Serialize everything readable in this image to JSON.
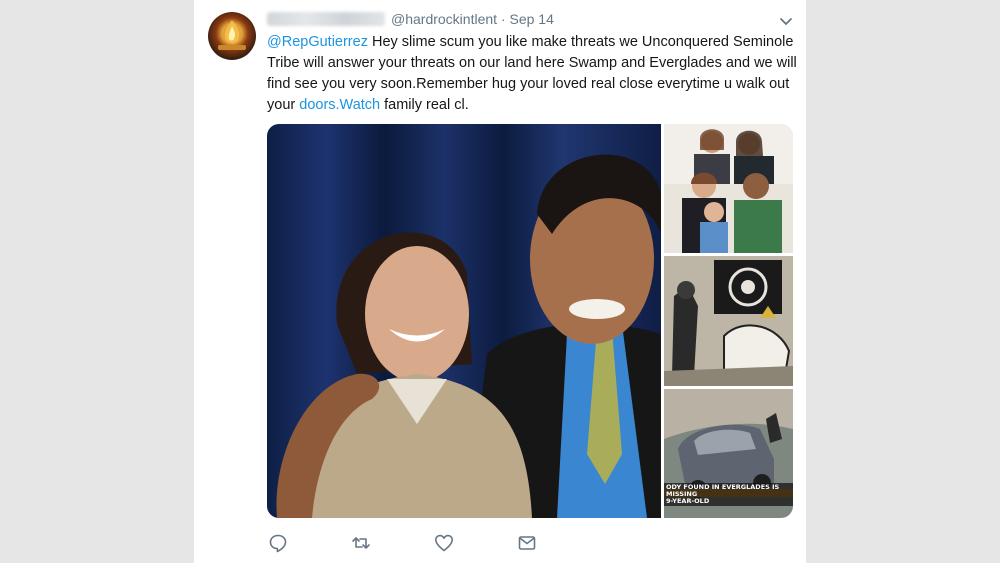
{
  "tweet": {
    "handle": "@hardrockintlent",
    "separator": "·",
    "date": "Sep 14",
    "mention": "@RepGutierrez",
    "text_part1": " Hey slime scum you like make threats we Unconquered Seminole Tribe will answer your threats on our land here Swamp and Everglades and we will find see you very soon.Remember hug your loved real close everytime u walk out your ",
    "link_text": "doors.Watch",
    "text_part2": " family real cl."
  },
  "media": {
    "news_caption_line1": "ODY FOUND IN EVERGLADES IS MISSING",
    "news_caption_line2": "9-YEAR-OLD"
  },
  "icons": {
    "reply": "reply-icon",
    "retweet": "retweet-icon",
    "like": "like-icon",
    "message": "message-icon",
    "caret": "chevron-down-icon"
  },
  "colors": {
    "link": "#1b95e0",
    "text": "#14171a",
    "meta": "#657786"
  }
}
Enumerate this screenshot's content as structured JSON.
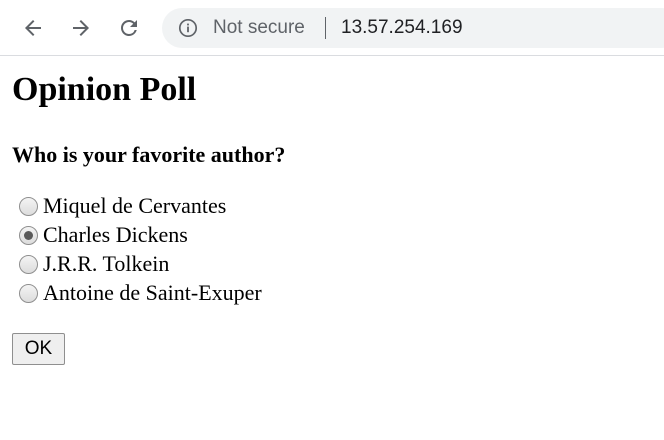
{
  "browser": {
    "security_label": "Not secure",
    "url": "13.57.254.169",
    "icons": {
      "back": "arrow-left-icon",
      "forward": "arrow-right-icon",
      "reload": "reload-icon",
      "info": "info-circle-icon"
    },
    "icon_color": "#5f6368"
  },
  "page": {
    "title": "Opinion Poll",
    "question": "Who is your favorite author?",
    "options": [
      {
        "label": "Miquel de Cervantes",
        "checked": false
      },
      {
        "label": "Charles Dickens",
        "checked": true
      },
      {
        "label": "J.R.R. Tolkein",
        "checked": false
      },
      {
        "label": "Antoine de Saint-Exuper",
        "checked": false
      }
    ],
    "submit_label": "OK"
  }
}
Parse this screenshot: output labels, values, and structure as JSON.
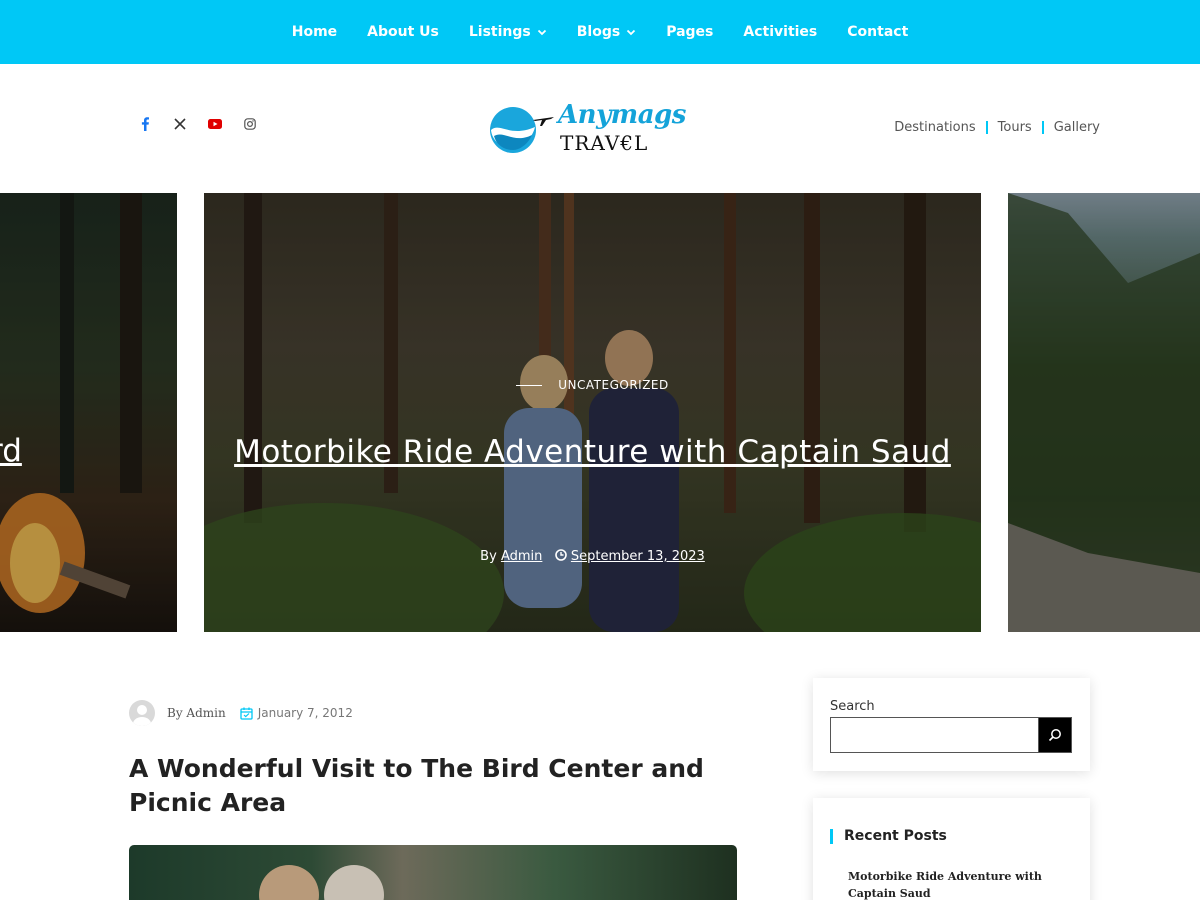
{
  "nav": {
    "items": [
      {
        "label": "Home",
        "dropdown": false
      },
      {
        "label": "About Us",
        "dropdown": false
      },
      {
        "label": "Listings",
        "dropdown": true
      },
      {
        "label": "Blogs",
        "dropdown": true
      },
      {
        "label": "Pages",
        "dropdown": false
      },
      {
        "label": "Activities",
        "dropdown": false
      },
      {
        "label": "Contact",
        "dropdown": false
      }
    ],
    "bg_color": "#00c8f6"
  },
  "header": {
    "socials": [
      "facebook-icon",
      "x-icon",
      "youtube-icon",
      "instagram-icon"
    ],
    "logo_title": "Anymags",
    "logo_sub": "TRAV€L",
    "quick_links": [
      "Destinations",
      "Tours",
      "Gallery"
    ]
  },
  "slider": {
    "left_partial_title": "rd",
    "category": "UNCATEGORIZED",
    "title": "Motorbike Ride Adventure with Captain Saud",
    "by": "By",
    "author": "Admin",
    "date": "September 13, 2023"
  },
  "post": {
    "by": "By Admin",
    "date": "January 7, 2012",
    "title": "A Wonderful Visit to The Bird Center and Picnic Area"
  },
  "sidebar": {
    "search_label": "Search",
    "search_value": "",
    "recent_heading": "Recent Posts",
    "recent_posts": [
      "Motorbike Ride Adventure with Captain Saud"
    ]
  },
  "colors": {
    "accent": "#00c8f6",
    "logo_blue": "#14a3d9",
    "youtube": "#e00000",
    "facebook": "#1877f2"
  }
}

#### [What needs to be done]
Every line of text is to be repeated exactly; pictures are left out.

#### [Finished exercise]
Serialize everything readable in this image to JSON.
{
  "tweet": {
    "handle": "@hardrockintlent",
    "separator": "·",
    "date": "Sep 14",
    "mention": "@RepGutierrez",
    "text_part1": " Hey slime scum you like make threats we Unconquered Seminole Tribe will answer your threats on our land here Swamp and Everglades and we will find see you very soon.Remember hug your loved real close everytime u walk out your ",
    "link_text": "doors.Watch",
    "text_part2": " family real cl."
  },
  "media": {
    "news_caption_line1": "ODY FOUND IN EVERGLADES IS MISSING",
    "news_caption_line2": "9-YEAR-OLD"
  },
  "icons": {
    "reply": "reply-icon",
    "retweet": "retweet-icon",
    "like": "like-icon",
    "message": "message-icon",
    "caret": "chevron-down-icon"
  },
  "colors": {
    "link": "#1b95e0",
    "text": "#14171a",
    "meta": "#657786"
  }
}
Enumerate this screenshot's content as structured JSON.
{
  "browser": {
    "security_label": "Not secure",
    "url": "13.57.254.169",
    "icons": {
      "back": "arrow-left-icon",
      "forward": "arrow-right-icon",
      "reload": "reload-icon",
      "info": "info-circle-icon"
    },
    "icon_color": "#5f6368"
  },
  "page": {
    "title": "Opinion Poll",
    "question": "Who is your favorite author?",
    "options": [
      {
        "label": "Miquel de Cervantes",
        "checked": false
      },
      {
        "label": "Charles Dickens",
        "checked": true
      },
      {
        "label": "J.R.R. Tolkein",
        "checked": false
      },
      {
        "label": "Antoine de Saint-Exuper",
        "checked": false
      }
    ],
    "submit_label": "OK"
  }
}
Parse this screenshot: output labels, values, and structure as JSON.
{
  "nav": {
    "items": [
      {
        "label": "Home",
        "dropdown": false
      },
      {
        "label": "About Us",
        "dropdown": false
      },
      {
        "label": "Listings",
        "dropdown": true
      },
      {
        "label": "Blogs",
        "dropdown": true
      },
      {
        "label": "Pages",
        "dropdown": false
      },
      {
        "label": "Activities",
        "dropdown": false
      },
      {
        "label": "Contact",
        "dropdown": false
      }
    ],
    "bg_color": "#00c8f6"
  },
  "header": {
    "socials": [
      "facebook-icon",
      "x-icon",
      "youtube-icon",
      "instagram-icon"
    ],
    "logo_title": "Anymags",
    "logo_sub": "TRAV€L",
    "quick_links": [
      "Destinations",
      "Tours",
      "Gallery"
    ]
  },
  "slider": {
    "left_partial_title": "rd",
    "category": "UNCATEGORIZED",
    "title": "Motorbike Ride Adventure with Captain Saud",
    "by": "By",
    "author": "Admin",
    "date": "September 13, 2023"
  },
  "post": {
    "by": "By Admin",
    "date": "January 7, 2012",
    "title": "A Wonderful Visit to The Bird Center and Picnic Area"
  },
  "sidebar": {
    "search_label": "Search",
    "search_value": "",
    "recent_heading": "Recent Posts",
    "recent_posts": [
      "Motorbike Ride Adventure with Captain Saud"
    ]
  },
  "colors": {
    "accent": "#00c8f6",
    "logo_blue": "#14a3d9",
    "youtube": "#e00000",
    "facebook": "#1877f2"
  }
}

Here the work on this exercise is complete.